▸ **Instruction**: Retype each entry below, keeping every character the same.

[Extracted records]
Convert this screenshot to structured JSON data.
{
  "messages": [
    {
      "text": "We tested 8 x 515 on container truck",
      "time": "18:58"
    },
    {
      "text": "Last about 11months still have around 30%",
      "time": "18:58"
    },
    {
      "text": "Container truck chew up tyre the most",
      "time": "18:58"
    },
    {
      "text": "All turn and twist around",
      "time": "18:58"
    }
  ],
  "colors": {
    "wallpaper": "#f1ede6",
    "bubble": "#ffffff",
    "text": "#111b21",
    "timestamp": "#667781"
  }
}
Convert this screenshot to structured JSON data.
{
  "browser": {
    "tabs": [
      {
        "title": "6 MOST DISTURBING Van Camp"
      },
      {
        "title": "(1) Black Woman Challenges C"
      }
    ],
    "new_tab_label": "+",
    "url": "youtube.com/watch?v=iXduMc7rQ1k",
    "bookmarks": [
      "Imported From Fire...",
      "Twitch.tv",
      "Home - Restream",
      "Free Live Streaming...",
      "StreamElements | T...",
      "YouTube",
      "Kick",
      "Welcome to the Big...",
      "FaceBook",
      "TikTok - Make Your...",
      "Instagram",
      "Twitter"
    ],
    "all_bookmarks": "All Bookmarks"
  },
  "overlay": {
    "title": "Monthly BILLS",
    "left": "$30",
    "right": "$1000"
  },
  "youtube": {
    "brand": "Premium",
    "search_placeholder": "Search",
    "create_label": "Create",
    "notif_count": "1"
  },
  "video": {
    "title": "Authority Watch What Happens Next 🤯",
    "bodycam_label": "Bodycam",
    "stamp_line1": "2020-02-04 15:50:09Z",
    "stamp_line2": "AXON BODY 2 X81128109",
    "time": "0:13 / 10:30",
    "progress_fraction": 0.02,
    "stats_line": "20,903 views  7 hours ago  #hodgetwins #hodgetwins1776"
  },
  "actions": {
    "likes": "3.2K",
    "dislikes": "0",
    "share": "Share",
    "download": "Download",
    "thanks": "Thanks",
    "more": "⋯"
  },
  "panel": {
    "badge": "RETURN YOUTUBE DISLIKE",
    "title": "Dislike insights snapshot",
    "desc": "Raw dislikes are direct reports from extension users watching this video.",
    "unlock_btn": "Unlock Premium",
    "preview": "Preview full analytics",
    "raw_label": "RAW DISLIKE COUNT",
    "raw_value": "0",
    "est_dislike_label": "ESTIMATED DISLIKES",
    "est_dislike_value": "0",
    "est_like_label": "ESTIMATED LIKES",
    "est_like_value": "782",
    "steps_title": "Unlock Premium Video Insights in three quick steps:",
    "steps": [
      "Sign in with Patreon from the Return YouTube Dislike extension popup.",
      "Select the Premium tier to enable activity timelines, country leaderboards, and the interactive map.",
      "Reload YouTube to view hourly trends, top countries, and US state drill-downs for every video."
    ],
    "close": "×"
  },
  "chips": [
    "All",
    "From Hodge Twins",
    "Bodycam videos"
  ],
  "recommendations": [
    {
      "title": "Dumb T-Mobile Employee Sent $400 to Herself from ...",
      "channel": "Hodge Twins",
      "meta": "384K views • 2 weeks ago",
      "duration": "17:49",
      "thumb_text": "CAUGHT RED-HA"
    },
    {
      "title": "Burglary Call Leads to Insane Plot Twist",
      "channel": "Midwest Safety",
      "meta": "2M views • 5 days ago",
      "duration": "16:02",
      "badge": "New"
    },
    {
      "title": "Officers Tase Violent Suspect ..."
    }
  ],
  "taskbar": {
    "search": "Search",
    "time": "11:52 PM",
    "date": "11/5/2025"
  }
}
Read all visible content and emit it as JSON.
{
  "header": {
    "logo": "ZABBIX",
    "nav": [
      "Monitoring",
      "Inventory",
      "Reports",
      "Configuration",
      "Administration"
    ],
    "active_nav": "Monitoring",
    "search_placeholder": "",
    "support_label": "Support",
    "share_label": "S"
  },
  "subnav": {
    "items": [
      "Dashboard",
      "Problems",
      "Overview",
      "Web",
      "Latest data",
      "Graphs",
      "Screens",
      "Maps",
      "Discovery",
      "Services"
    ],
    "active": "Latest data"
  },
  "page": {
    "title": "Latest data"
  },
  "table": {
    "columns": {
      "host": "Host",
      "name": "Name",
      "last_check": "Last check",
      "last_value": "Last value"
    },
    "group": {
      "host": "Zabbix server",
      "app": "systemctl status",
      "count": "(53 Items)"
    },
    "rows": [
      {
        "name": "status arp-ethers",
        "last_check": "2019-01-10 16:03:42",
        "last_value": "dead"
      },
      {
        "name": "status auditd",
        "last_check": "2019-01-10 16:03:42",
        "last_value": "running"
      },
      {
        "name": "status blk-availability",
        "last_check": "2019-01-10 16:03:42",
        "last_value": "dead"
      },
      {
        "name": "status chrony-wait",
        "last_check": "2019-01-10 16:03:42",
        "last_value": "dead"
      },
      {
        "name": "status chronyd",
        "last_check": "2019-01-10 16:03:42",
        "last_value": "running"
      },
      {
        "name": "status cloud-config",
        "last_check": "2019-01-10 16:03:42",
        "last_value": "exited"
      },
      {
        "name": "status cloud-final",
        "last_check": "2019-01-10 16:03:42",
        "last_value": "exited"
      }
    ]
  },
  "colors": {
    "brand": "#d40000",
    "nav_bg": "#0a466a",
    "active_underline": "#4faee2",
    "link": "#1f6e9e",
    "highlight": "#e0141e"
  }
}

▸ **Full answer**:
Convert this screenshot to structured JSON data.
{
  "messages": [
    {
      "text": "We tested 8 x 515 on container truck",
      "time": "18:58"
    },
    {
      "text": "Last about 11months still have around 30%",
      "time": "18:58"
    },
    {
      "text": "Container truck chew up tyre the most",
      "time": "18:58"
    },
    {
      "text": "All turn and twist around",
      "time": "18:58"
    }
  ],
  "colors": {
    "wallpaper": "#f1ede6",
    "bubble": "#ffffff",
    "text": "#111b21",
    "timestamp": "#667781"
  }
}
Convert this screenshot to structured JSON data.
{
  "browser": {
    "tabs": [
      {
        "title": "6 MOST DISTURBING Van Camp"
      },
      {
        "title": "(1) Black Woman Challenges C"
      }
    ],
    "new_tab_label": "+",
    "url": "youtube.com/watch?v=iXduMc7rQ1k",
    "bookmarks": [
      "Imported From Fire...",
      "Twitch.tv",
      "Home - Restream",
      "Free Live Streaming...",
      "StreamElements | T...",
      "YouTube",
      "Kick",
      "Welcome to the Big...",
      "FaceBook",
      "TikTok - Make Your...",
      "Instagram",
      "Twitter"
    ],
    "all_bookmarks": "All Bookmarks"
  },
  "overlay": {
    "title": "Monthly BILLS",
    "left": "$30",
    "right": "$1000"
  },
  "youtube": {
    "brand": "Premium",
    "search_placeholder": "Search",
    "create_label": "Create",
    "notif_count": "1"
  },
  "video": {
    "title": "Authority Watch What Happens Next 🤯",
    "bodycam_label": "Bodycam",
    "stamp_line1": "2020-02-04 15:50:09Z",
    "stamp_line2": "AXON BODY 2 X81128109",
    "time": "0:13 / 10:30",
    "progress_fraction": 0.02,
    "stats_line": "20,903 views  7 hours ago  #hodgetwins #hodgetwins1776"
  },
  "actions": {
    "likes": "3.2K",
    "dislikes": "0",
    "share": "Share",
    "download": "Download",
    "thanks": "Thanks",
    "more": "⋯"
  },
  "panel": {
    "badge": "RETURN YOUTUBE DISLIKE",
    "title": "Dislike insights snapshot",
    "desc": "Raw dislikes are direct reports from extension users watching this video.",
    "unlock_btn": "Unlock Premium",
    "preview": "Preview full analytics",
    "raw_label": "RAW DISLIKE COUNT",
    "raw_value": "0",
    "est_dislike_label": "ESTIMATED DISLIKES",
    "est_dislike_value": "0",
    "est_like_label": "ESTIMATED LIKES",
    "est_like_value": "782",
    "steps_title": "Unlock Premium Video Insights in three quick steps:",
    "steps": [
      "Sign in with Patreon from the Return YouTube Dislike extension popup.",
      "Select the Premium tier to enable activity timelines, country leaderboards, and the interactive map.",
      "Reload YouTube to view hourly trends, top countries, and US state drill-downs for every video."
    ],
    "close": "×"
  },
  "chips": [
    "All",
    "From Hodge Twins",
    "Bodycam videos"
  ],
  "recommendations": [
    {
      "title": "Dumb T-Mobile Employee Sent $400 to Herself from ...",
      "channel": "Hodge Twins",
      "meta": "384K views • 2 weeks ago",
      "duration": "17:49",
      "thumb_text": "CAUGHT RED-HA"
    },
    {
      "title": "Burglary Call Leads to Insane Plot Twist",
      "channel": "Midwest Safety",
      "meta": "2M views • 5 days ago",
      "duration": "16:02",
      "badge": "New"
    },
    {
      "title": "Officers Tase Violent Suspect ..."
    }
  ],
  "taskbar": {
    "search": "Search",
    "time": "11:52 PM",
    "date": "11/5/2025"
  }
}
Read all visible content and emit it as JSON.
{
  "header": {
    "logo": "ZABBIX",
    "nav": [
      "Monitoring",
      "Inventory",
      "Reports",
      "Configuration",
      "Administration"
    ],
    "active_nav": "Monitoring",
    "search_placeholder": "",
    "support_label": "Support",
    "share_label": "S"
  },
  "subnav": {
    "items": [
      "Dashboard",
      "Problems",
      "Overview",
      "Web",
      "Latest data",
      "Graphs",
      "Screens",
      "Maps",
      "Discovery",
      "Services"
    ],
    "active": "Latest data"
  },
  "page": {
    "title": "Latest data"
  },
  "table": {
    "columns": {
      "host": "Host",
      "name": "Name",
      "last_check": "Last check",
      "last_value": "Last value"
    },
    "group": {
      "host": "Zabbix server",
      "app": "systemctl status",
      "count": "(53 Items)"
    },
    "rows": [
      {
        "name": "status arp-ethers",
        "last_check": "2019-01-10 16:03:42",
        "last_value": "dead"
      },
      {
        "name": "status auditd",
        "last_check": "2019-01-10 16:03:42",
        "last_value": "running"
      },
      {
        "name": "status blk-availability",
        "last_check": "2019-01-10 16:03:42",
        "last_value": "dead"
      },
      {
        "name": "status chrony-wait",
        "last_check": "2019-01-10 16:03:42",
        "last_value": "dead"
      },
      {
        "name": "status chronyd",
        "last_check": "2019-01-10 16:03:42",
        "last_value": "running"
      },
      {
        "name": "status cloud-config",
        "last_check": "2019-01-10 16:03:42",
        "last_value": "exited"
      },
      {
        "name": "status cloud-final",
        "last_check": "2019-01-10 16:03:42",
        "last_value": "exited"
      }
    ]
  },
  "colors": {
    "brand": "#d40000",
    "nav_bg": "#0a466a",
    "active_underline": "#4faee2",
    "link": "#1f6e9e",
    "highlight": "#e0141e"
  }
}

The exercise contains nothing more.